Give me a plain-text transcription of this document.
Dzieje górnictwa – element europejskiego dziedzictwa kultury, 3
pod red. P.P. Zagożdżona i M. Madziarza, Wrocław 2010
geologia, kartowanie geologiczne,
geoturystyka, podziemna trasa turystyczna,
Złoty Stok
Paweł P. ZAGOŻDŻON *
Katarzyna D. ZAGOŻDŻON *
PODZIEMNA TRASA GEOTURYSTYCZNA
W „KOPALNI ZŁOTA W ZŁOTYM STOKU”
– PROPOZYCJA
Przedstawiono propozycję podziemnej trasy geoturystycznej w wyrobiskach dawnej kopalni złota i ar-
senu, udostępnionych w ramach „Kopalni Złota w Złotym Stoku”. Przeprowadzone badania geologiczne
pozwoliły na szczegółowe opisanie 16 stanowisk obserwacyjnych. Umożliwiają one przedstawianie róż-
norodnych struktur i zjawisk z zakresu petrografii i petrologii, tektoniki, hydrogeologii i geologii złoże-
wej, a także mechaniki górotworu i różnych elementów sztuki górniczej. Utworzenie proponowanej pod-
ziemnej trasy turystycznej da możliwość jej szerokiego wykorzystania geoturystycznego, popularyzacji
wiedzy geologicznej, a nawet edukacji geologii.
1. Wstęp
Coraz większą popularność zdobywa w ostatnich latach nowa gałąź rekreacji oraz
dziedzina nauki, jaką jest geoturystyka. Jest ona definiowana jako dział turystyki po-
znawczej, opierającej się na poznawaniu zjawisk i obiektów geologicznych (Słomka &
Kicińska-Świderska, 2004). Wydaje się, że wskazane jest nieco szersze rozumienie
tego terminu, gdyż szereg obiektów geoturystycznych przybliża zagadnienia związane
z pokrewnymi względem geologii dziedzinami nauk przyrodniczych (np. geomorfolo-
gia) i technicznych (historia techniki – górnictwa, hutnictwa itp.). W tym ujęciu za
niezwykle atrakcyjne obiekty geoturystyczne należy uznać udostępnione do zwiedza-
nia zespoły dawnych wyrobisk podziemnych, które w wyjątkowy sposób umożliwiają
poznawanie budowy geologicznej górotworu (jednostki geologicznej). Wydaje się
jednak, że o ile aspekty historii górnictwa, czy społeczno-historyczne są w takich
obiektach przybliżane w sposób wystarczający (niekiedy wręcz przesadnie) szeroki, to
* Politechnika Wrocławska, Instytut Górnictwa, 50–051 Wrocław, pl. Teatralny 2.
--
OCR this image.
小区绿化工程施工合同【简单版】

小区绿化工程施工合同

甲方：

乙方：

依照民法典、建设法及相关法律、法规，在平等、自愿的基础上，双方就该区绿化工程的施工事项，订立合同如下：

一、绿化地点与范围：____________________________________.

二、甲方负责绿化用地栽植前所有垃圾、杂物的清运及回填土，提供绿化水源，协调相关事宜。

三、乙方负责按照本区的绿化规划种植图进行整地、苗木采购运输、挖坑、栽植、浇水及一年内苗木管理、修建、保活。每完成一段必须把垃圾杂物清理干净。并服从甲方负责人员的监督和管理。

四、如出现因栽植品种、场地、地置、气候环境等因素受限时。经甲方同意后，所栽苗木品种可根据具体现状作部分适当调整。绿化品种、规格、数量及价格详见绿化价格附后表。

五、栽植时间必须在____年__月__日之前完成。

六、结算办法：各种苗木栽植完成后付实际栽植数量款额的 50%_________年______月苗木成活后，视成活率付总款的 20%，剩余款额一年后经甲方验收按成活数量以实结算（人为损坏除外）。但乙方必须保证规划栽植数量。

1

What is expected - Across the data above, how many lines include the word "zjawisk"? Give only the count.

The solution - 2